*LISTED ENTRIES*:
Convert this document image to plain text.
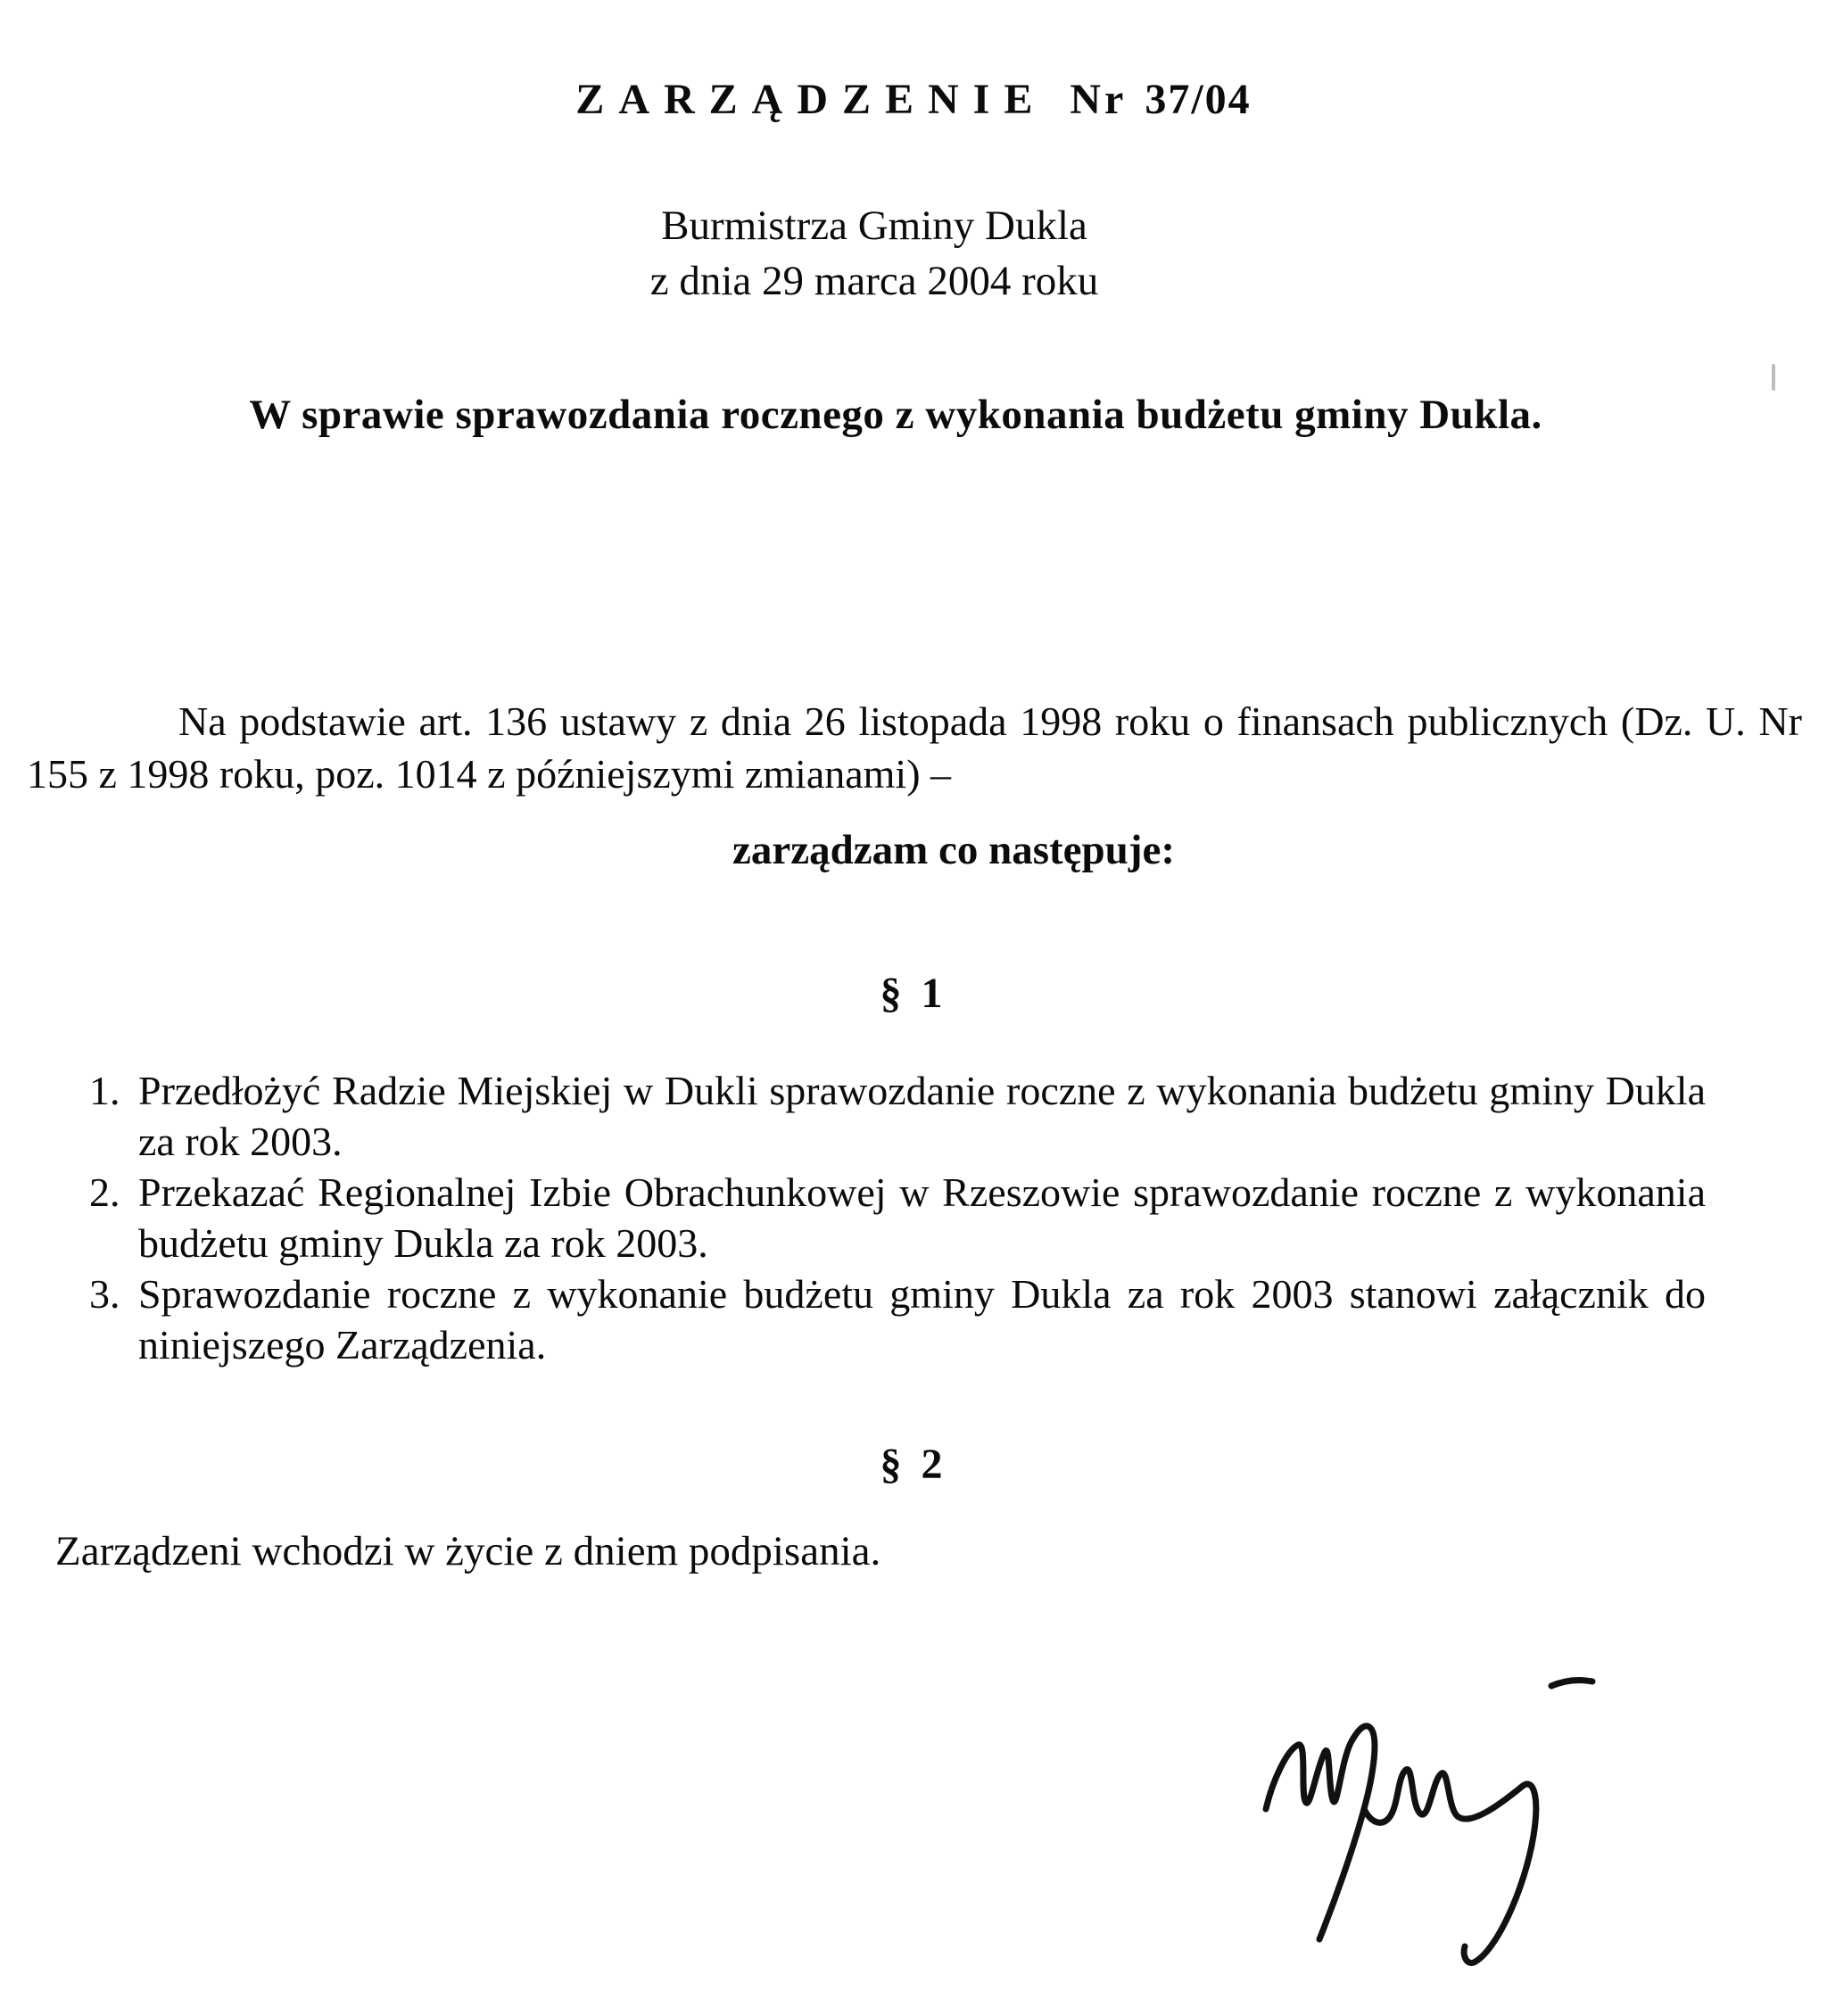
ZARZĄDZENIE Nr 37/04
Burmistrza Gminy Dukla
z dnia 29 marca 2004 roku
W sprawie sprawozdania rocznego z wykonania budżetu gminy Dukla.

Na podstawie art. 136 ustawy z dnia 26 listopada 1998 roku o finansach publicznych (Dz. U. Nr 155 z 1998 roku, poz. 1014 z późniejszymi zmianami) –

zarządzam co następuje:
§ 1
1. Przedłożyć Radzie Miejskiej w Dukli sprawozdanie roczne z wykonania budżetu gminy Dukla za rok 2003.
2. Przekazać Regionalnej Izbie Obrachunkowej w Rzeszowie sprawozdanie roczne z wykonania budżetu gminy Dukla za rok 2003.
3. Sprawozdanie roczne z wykonanie budżetu gminy Dukla za rok 2003 stanowi załącznik do niniejszego Zarządzenia.
§ 2
Zarządzeni wchodzi w życie z dniem podpisania.
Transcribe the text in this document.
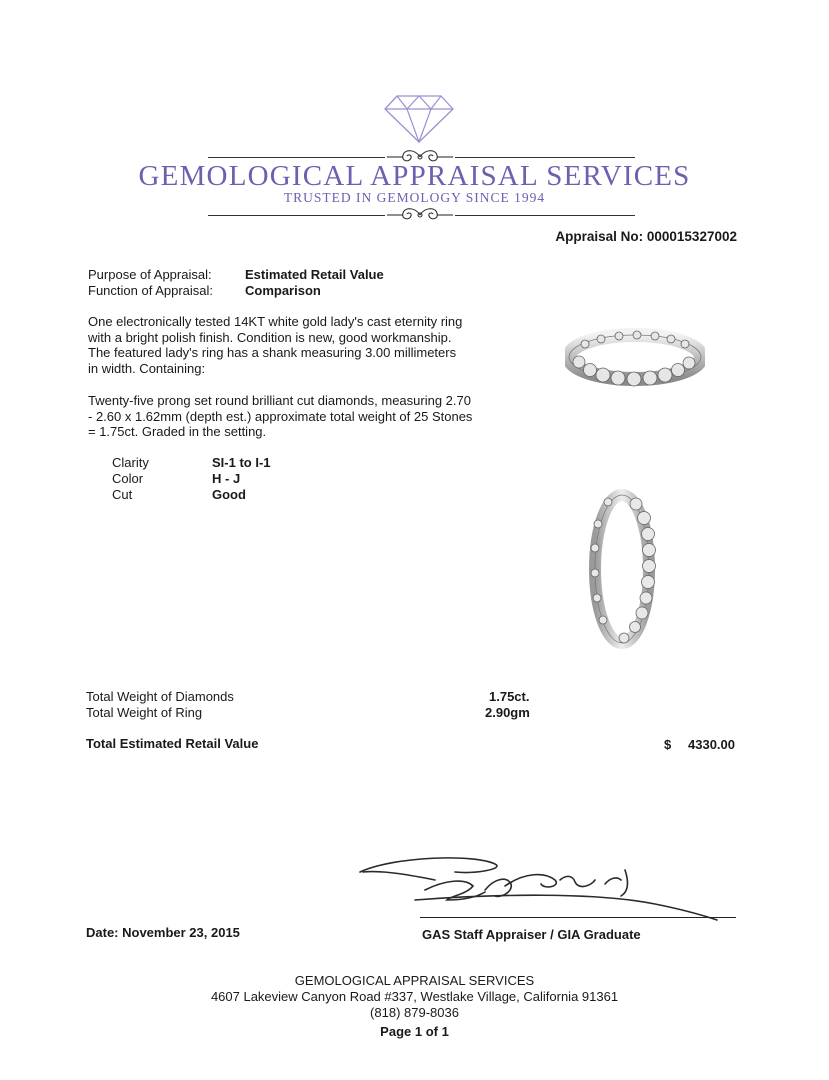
GEMOLOGICAL APPRAISAL SERVICES
TRUSTED IN GEMOLOGY SINCE 1994
Appraisal No: 000015327002
Purpose of Appraisal:	Estimated Retail Value
Function of Appraisal: Comparison
One electronically tested 14KT white gold lady's cast eternity ring
with a bright polish finish. Condition is new, good workmanship.
The featured lady's ring has a shank measuring 3.00 millimeters
in width. Containing:
Twenty-five prong set round brilliant cut diamonds, measuring 2.70
- 2.60 x 1.62mm (depth est.) approximate total weight of 25 Stones
= 1.75ct. Graded in the setting.
Clarity	SI-1 to I-1
Color	H - J
Cut	Good
Total Weight of Diamonds	1.75ct.
Total Weight of Ring	2.90gm
Total Estimated Retail Value	$ 4330.00
Date: November 23, 2015	GAS Staff Appraiser / GIA Graduate
GEMOLOGICAL APPRAISAL SERVICES
4607 Lakeview Canyon Road #337, Westlake Village, California 91361
(818) 879-8036
Page 1 of 1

*AIM OF THE TASK*:
Output the records above exactly; leave out the pictures.

*FINAL RESULT*:
Convert this document image to plain text.
ZARZĄDZENIE Nr 37/04
Burmistrza Gminy Dukla
z dnia 29 marca 2004 roku
W sprawie sprawozdania rocznego z wykonania budżetu gminy Dukla.

Na podstawie art. 136 ustawy z dnia 26 listopada 1998 roku o finansach publicznych (Dz. U. Nr 155 z 1998 roku, poz. 1014 z późniejszymi zmianami) –

zarządzam co następuje:
§ 1
1. Przedłożyć Radzie Miejskiej w Dukli sprawozdanie roczne z wykonania budżetu gminy Dukla za rok 2003.
2. Przekazać Regionalnej Izbie Obrachunkowej w Rzeszowie sprawozdanie roczne z wykonania budżetu gminy Dukla za rok 2003.
3. Sprawozdanie roczne z wykonanie budżetu gminy Dukla za rok 2003 stanowi załącznik do niniejszego Zarządzenia.
§ 2
Zarządzeni wchodzi w życie z dniem podpisania.
Transcribe the text in this document.
GEMOLOGICAL APPRAISAL SERVICES
TRUSTED IN GEMOLOGY SINCE 1994
Appraisal No: 000015327002
Purpose of Appraisal:	Estimated Retail Value
Function of Appraisal: Comparison
One electronically tested 14KT white gold lady's cast eternity ring
with a bright polish finish. Condition is new, good workmanship.
The featured lady's ring has a shank measuring 3.00 millimeters
in width. Containing:
Twenty-five prong set round brilliant cut diamonds, measuring 2.70
- 2.60 x 1.62mm (depth est.) approximate total weight of 25 Stones
= 1.75ct. Graded in the setting.
Clarity	SI-1 to I-1
Color	H - J
Cut	Good
Total Weight of Diamonds	1.75ct.
Total Weight of Ring	2.90gm
Total Estimated Retail Value	$ 4330.00
Date: November 23, 2015	GAS Staff Appraiser / GIA Graduate
GEMOLOGICAL APPRAISAL SERVICES
4607 Lakeview Canyon Road #337, Westlake Village, California 91361
(818) 879-8036
Page 1 of 1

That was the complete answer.